## START DATA LISTING

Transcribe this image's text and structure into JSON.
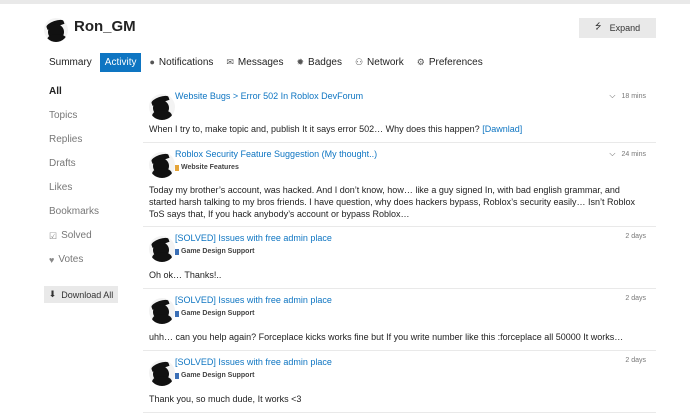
{
  "user": {
    "name": "Ron_GM"
  },
  "header": {
    "expand_label": "Expand",
    "expand_icon": "double-chevron"
  },
  "tabs": [
    {
      "label": "Summary",
      "icon": "",
      "active": false
    },
    {
      "label": "Activity",
      "icon": "",
      "active": true
    },
    {
      "label": "Notifications",
      "icon": "comment-icon",
      "active": false
    },
    {
      "label": "Messages",
      "icon": "envelope-icon",
      "active": false
    },
    {
      "label": "Badges",
      "icon": "badge-icon",
      "active": false
    },
    {
      "label": "Network",
      "icon": "users-icon",
      "active": false
    },
    {
      "label": "Preferences",
      "icon": "gear-icon",
      "active": false
    }
  ],
  "sidebar": {
    "items": [
      {
        "label": "All",
        "active": true
      },
      {
        "label": "Topics"
      },
      {
        "label": "Replies"
      },
      {
        "label": "Drafts"
      },
      {
        "label": "Likes"
      },
      {
        "label": "Bookmarks"
      },
      {
        "label": "Solved",
        "icon": "check-square-icon"
      },
      {
        "label": "Votes",
        "icon": "heart-icon"
      }
    ],
    "download_label": "Download All"
  },
  "posts": [
    {
      "title": "Website Bugs > Error 502 In Roblox DevForum",
      "category": "",
      "time": "18 mins",
      "excerpt": "When I try to, make topic and, publish It it says error 502… Why does this happen?",
      "excerpt_link": "[Dawnlad]"
    },
    {
      "title": "Roblox Security Feature Suggestion (My thought..)",
      "category": "Website Features",
      "category_color": "#e5a53a",
      "time": "24 mins",
      "excerpt": "Today my brother’s account, was hacked. And I don’t know, how… like a guy signed In, with bad english grammar, and started harsh talking to my bros friends. I have question, why does hackers bypass, Roblox’s security easily… Isn’t Roblox ToS says that, If you hack anybody’s account or bypass Roblox…"
    },
    {
      "title": "[SOLVED] Issues with free admin place",
      "category": "Game Design Support",
      "category_color": "#3b6fb6",
      "time": "2 days",
      "excerpt": "Oh ok… Thanks!.."
    },
    {
      "title": "[SOLVED] Issues with free admin place",
      "category": "Game Design Support",
      "category_color": "#3b6fb6",
      "time": "2 days",
      "excerpt": "uhh… can you help again? Forceplace kicks works fine but If you write number like this :forceplace all 50000 It works…"
    },
    {
      "title": "[SOLVED] Issues with free admin place",
      "category": "Game Design Support",
      "category_color": "#3b6fb6",
      "time": "2 days",
      "excerpt": "Thank you, so much dude, It works <3"
    }
  ]
}
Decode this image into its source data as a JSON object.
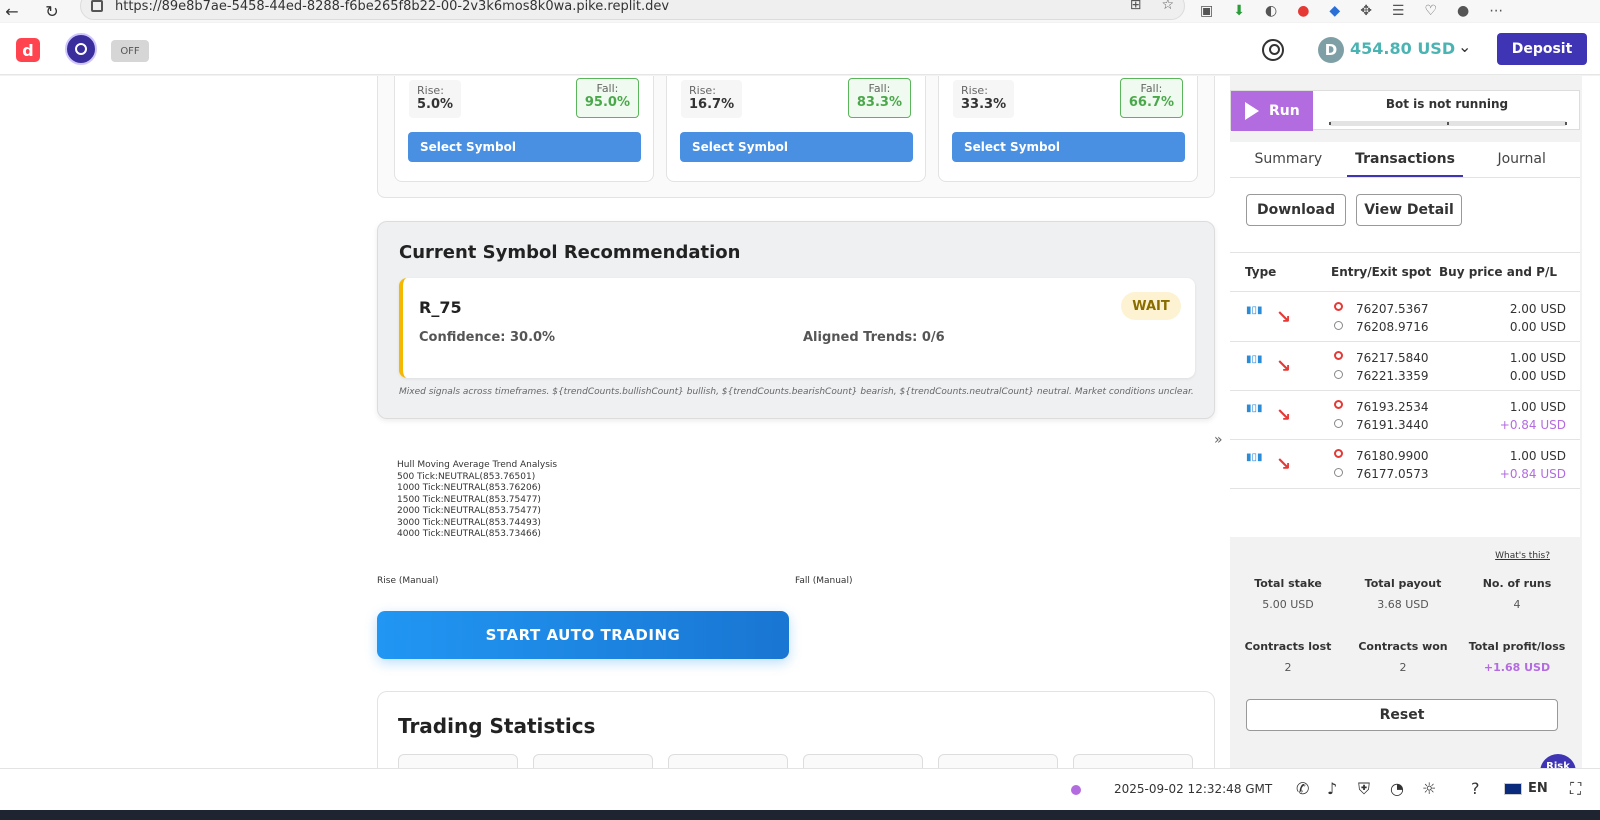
{
  "browser": {
    "url": "https://89e8b7ae-5458-44ed-8288-f6be265f8b22-00-2v3k6mos8k0wa.pike.replit.dev"
  },
  "header": {
    "off_label": "OFF",
    "balance": "454.80 USD",
    "deposit_label": "Deposit",
    "currency_symbol": "D"
  },
  "symbols": {
    "cards": [
      {
        "rise_label": "Rise:",
        "rise": "5.0%",
        "fall_label": "Fall:",
        "fall": "95.0%",
        "button": "Select Symbol"
      },
      {
        "rise_label": "Rise:",
        "rise": "16.7%",
        "fall_label": "Fall:",
        "fall": "83.3%",
        "button": "Select Symbol"
      },
      {
        "rise_label": "Rise:",
        "rise": "33.3%",
        "fall_label": "Fall:",
        "fall": "66.7%",
        "button": "Select Symbol"
      }
    ]
  },
  "recommendation": {
    "title": "Current Symbol Recommendation",
    "symbol": "R_75",
    "badge": "WAIT",
    "confidence": "Confidence: 30.0%",
    "aligned": "Aligned Trends: 0/6",
    "note": "Mixed signals across timeframes. ${trendCounts.bullishCount} bullish, ${trendCounts.bearishCount} bearish, ${trendCounts.neutralCount} neutral. Market conditions unclear."
  },
  "hull": {
    "title": "Hull Moving Average Trend Analysis",
    "lines": [
      "500 Tick:NEUTRAL(853.76501)",
      "1000 Tick:NEUTRAL(853.76206)",
      "1500 Tick:NEUTRAL(853.75477)",
      "2000 Tick:NEUTRAL(853.75477)",
      "3000 Tick:NEUTRAL(853.74493)",
      "4000 Tick:NEUTRAL(853.73466)"
    ]
  },
  "manual": {
    "rise": "Rise (Manual)",
    "fall": "Fall (Manual)"
  },
  "auto_trading_label": "START AUTO TRADING",
  "stats_title": "Trading Statistics",
  "run_panel": {
    "run_label": "Run",
    "status": "Bot is not running"
  },
  "tabs": [
    "Summary",
    "Transactions",
    "Journal"
  ],
  "tx_actions": {
    "download": "Download",
    "view_detail": "View Detail"
  },
  "tx_headers": {
    "type": "Type",
    "spot": "Entry/Exit spot",
    "price": "Buy price and P/L"
  },
  "transactions": [
    {
      "entry": "76207.5367",
      "exit": "76208.9716",
      "buy": "2.00 USD",
      "pl": "0.00 USD",
      "profit": false
    },
    {
      "entry": "76217.5840",
      "exit": "76221.3359",
      "buy": "1.00 USD",
      "pl": "0.00 USD",
      "profit": false
    },
    {
      "entry": "76193.2534",
      "exit": "76191.3440",
      "buy": "1.00 USD",
      "pl": "+0.84 USD",
      "profit": true
    },
    {
      "entry": "76180.9900",
      "exit": "76177.0573",
      "buy": "1.00 USD",
      "pl": "+0.84 USD",
      "profit": true
    }
  ],
  "summary": {
    "whats_this": "What's this?",
    "total_stake_label": "Total stake",
    "total_stake": "5.00 USD",
    "total_payout_label": "Total payout",
    "total_payout": "3.68 USD",
    "runs_label": "No. of runs",
    "runs": "4",
    "lost_label": "Contracts lost",
    "lost": "2",
    "won_label": "Contracts won",
    "won": "2",
    "pl_label": "Total profit/loss",
    "pl": "+1.68 USD",
    "reset_label": "Reset"
  },
  "risk_chip": "Risk\nclaim",
  "footer": {
    "timestamp": "2025-09-02 12:32:48 GMT",
    "lang": "EN"
  },
  "colors": {
    "deposit": "#3f35b4",
    "run": "#b36ce0",
    "select": "#4a90e2",
    "fall_green": "#4aa84a",
    "profit": "#b36ce0",
    "balance": "#4bb4b3"
  }
}
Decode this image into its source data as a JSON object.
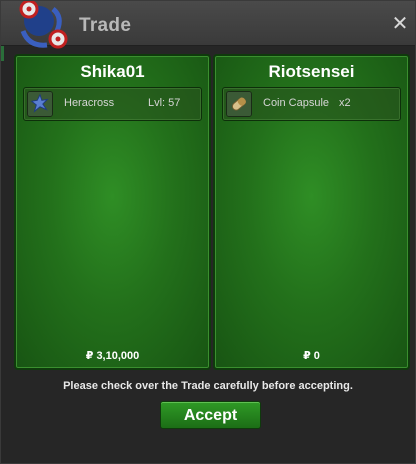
{
  "window": {
    "title": "Trade",
    "close_label": "✕"
  },
  "left_panel": {
    "player": "Shika01",
    "item": {
      "name": "Heracross",
      "level": "Lvl: 57",
      "icon": "heracross-icon"
    },
    "money": "₽ 3,10,000"
  },
  "right_panel": {
    "player": "Riotsensei",
    "item": {
      "name": "Coin Capsule",
      "quantity": "x2",
      "icon": "coin-capsule-icon"
    },
    "money": "₽ 0"
  },
  "notice": "Please check over the Trade carefully before accepting.",
  "accept_label": "Accept",
  "colors": {
    "panel_green": "#23711b",
    "button_green": "#2f9a26",
    "titlebar": "#4a4a4a"
  }
}
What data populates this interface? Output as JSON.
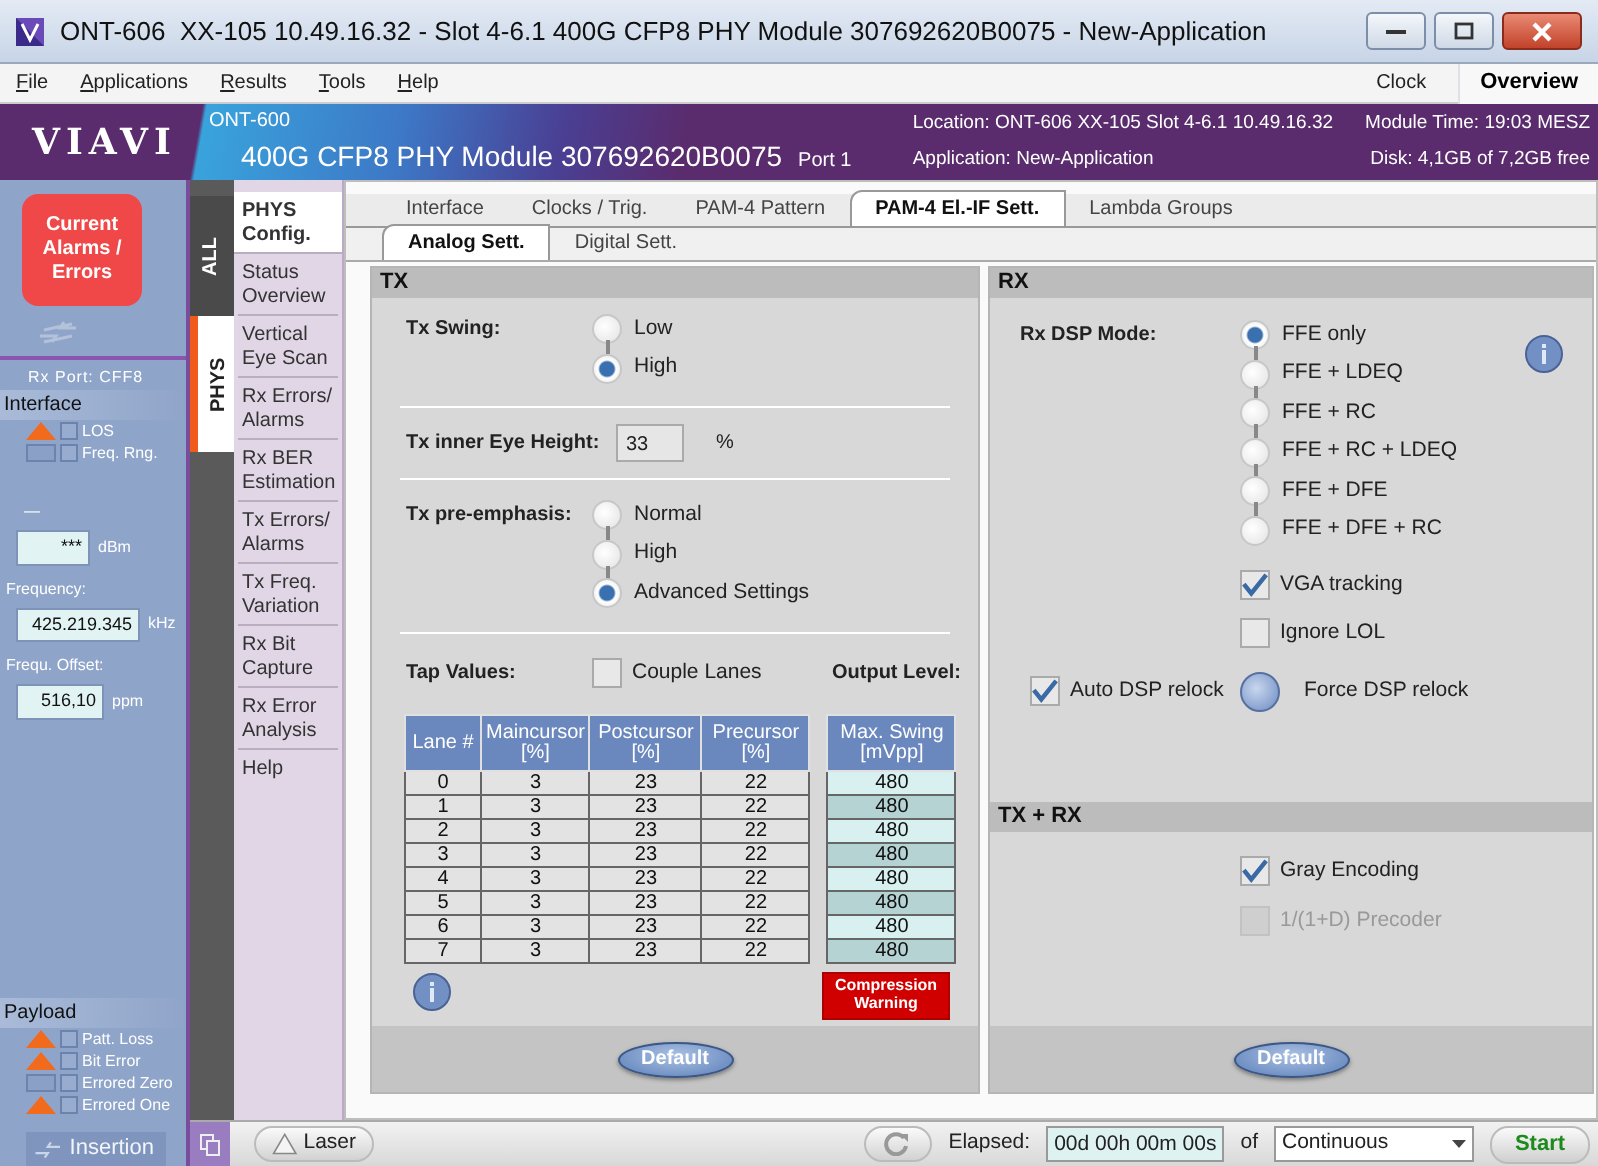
{
  "window": {
    "title": "ONT-606  XX-105 10.49.16.32 - Slot 4-6.1 400G CFP8 PHY Module 307692620B0075 - New-Application"
  },
  "menu": [
    "File",
    "Applications",
    "Results",
    "Tools",
    "Help"
  ],
  "toolbar": {
    "clock": "Clock",
    "overview": "Overview"
  },
  "header": {
    "logo": "VIAVI",
    "product": "ONT-600",
    "module": "400G CFP8 PHY Module 307692620B0075",
    "port": "Port 1",
    "location": "Location: ONT-606 XX-105 Slot 4-6.1  10.49.16.32",
    "application": "Application: New-Application",
    "module_time": "Module Time: 19:03 MESZ",
    "disk": "Disk: 4,1GB of 7,2GB free"
  },
  "alarm_panel": {
    "alarm_button": "Current Alarms / Errors",
    "rx_port": "Rx Port: CFF8",
    "interface": {
      "title": "Interface",
      "alarms": [
        {
          "label": "LOS",
          "active": true,
          "checked": false
        },
        {
          "label": "Freq. Rng.",
          "active": false,
          "checked": false
        }
      ]
    },
    "power": {
      "label": "—",
      "value": "***",
      "unit": "dBm"
    },
    "readings": [
      {
        "label": "Frequency:",
        "value": "425.219.345",
        "unit": "kHz"
      },
      {
        "label": "Frequ. Offset:",
        "value": "516,10",
        "unit": "ppm"
      }
    ],
    "payload": {
      "title": "Payload",
      "alarms": [
        {
          "label": "Patt. Loss",
          "active": true,
          "checked": false
        },
        {
          "label": "Bit Error",
          "active": true,
          "checked": false
        },
        {
          "label": "Errored Zero",
          "active": false,
          "checked": false
        },
        {
          "label": "Errored One",
          "active": true,
          "checked": false
        }
      ]
    },
    "insertion": "Insertion"
  },
  "side_tabs": [
    {
      "label": "ALL",
      "selected": false
    },
    {
      "label": "PHYS",
      "selected": true
    }
  ],
  "nav": [
    {
      "label": "PHYS Config.",
      "selected": true
    },
    {
      "label": "Status Overview",
      "selected": false
    },
    {
      "label": "Vertical Eye Scan",
      "selected": false
    },
    {
      "label": "Rx Errors/ Alarms",
      "selected": false
    },
    {
      "label": "Rx BER Estimation",
      "selected": false
    },
    {
      "label": "Tx Errors/ Alarms",
      "selected": false
    },
    {
      "label": "Tx Freq. Variation",
      "selected": false
    },
    {
      "label": "Rx Bit Capture",
      "selected": false
    },
    {
      "label": "Rx Error Analysis",
      "selected": false
    },
    {
      "label": "Help",
      "selected": false
    }
  ],
  "tabs": [
    {
      "label": "Interface",
      "selected": false
    },
    {
      "label": "Clocks / Trig.",
      "selected": false
    },
    {
      "label": "PAM-4 Pattern",
      "selected": false
    },
    {
      "label": "PAM-4 El.-IF Sett.",
      "selected": true
    },
    {
      "label": "Lambda Groups",
      "selected": false
    }
  ],
  "subtabs": [
    {
      "label": "Analog Sett.",
      "selected": true
    },
    {
      "label": "Digital Sett.",
      "selected": false
    }
  ],
  "tx": {
    "title": "TX",
    "swing": {
      "label": "Tx Swing:",
      "options": [
        {
          "label": "Low",
          "selected": false
        },
        {
          "label": "High",
          "selected": true
        }
      ]
    },
    "eye_height": {
      "label": "Tx inner Eye Height:",
      "value": "33",
      "unit": "%"
    },
    "pre_emphasis": {
      "label": "Tx pre-emphasis:",
      "options": [
        {
          "label": "Normal",
          "selected": false
        },
        {
          "label": "High",
          "selected": false
        },
        {
          "label": "Advanced Settings",
          "selected": true
        }
      ]
    },
    "tap_values": {
      "label": "Tap Values:",
      "couple_lanes": {
        "label": "Couple Lanes",
        "checked": false
      },
      "output_label": "Output Level:"
    },
    "table": {
      "columns": [
        {
          "label": "Lane #"
        },
        {
          "label": "Maincursor",
          "unit": "[%]"
        },
        {
          "label": "Postcursor",
          "unit": "[%]"
        },
        {
          "label": "Precursor",
          "unit": "[%]"
        }
      ],
      "rows": [
        [
          "0",
          "3",
          "23",
          "22"
        ],
        [
          "1",
          "3",
          "23",
          "22"
        ],
        [
          "2",
          "3",
          "23",
          "22"
        ],
        [
          "3",
          "3",
          "23",
          "22"
        ],
        [
          "4",
          "3",
          "23",
          "22"
        ],
        [
          "5",
          "3",
          "23",
          "22"
        ],
        [
          "6",
          "3",
          "23",
          "22"
        ],
        [
          "7",
          "3",
          "23",
          "22"
        ]
      ]
    },
    "output": {
      "column": {
        "label": "Max. Swing",
        "unit": "[mVpp]"
      },
      "values": [
        "480",
        "480",
        "480",
        "480",
        "480",
        "480",
        "480",
        "480"
      ]
    },
    "warning": "Compression Warning",
    "default_button": "Default"
  },
  "rx": {
    "title": "RX",
    "dsp_mode": {
      "label": "Rx DSP Mode:",
      "options": [
        {
          "label": "FFE only",
          "selected": true
        },
        {
          "label": "FFE + LDEQ",
          "selected": false
        },
        {
          "label": "FFE + RC",
          "selected": false
        },
        {
          "label": "FFE + RC + LDEQ",
          "selected": false
        },
        {
          "label": "FFE + DFE",
          "selected": false
        },
        {
          "label": "FFE + DFE + RC",
          "selected": false
        }
      ]
    },
    "checks": [
      {
        "label": "VGA tracking",
        "checked": true
      },
      {
        "label": "Ignore LOL",
        "checked": false
      }
    ],
    "auto_relock": {
      "label": "Auto DSP relock",
      "checked": true
    },
    "force_relock": "Force DSP relock"
  },
  "txrx": {
    "title": "TX + RX",
    "checks": [
      {
        "label": "Gray Encoding",
        "checked": true,
        "disabled": false
      },
      {
        "label": "1/(1+D) Precoder",
        "checked": false,
        "disabled": true
      }
    ],
    "default_button": "Default"
  },
  "status_bar": {
    "laser": "Laser",
    "elapsed_label": "Elapsed:",
    "elapsed": "00d 00h 00m 00s",
    "of": "of",
    "mode": "Continuous",
    "start": "Start"
  }
}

## END DATA LISTING

Go through the preceding material and copy each line that has the word "Download".

    "download_label": "Download All"
    "download": "Download",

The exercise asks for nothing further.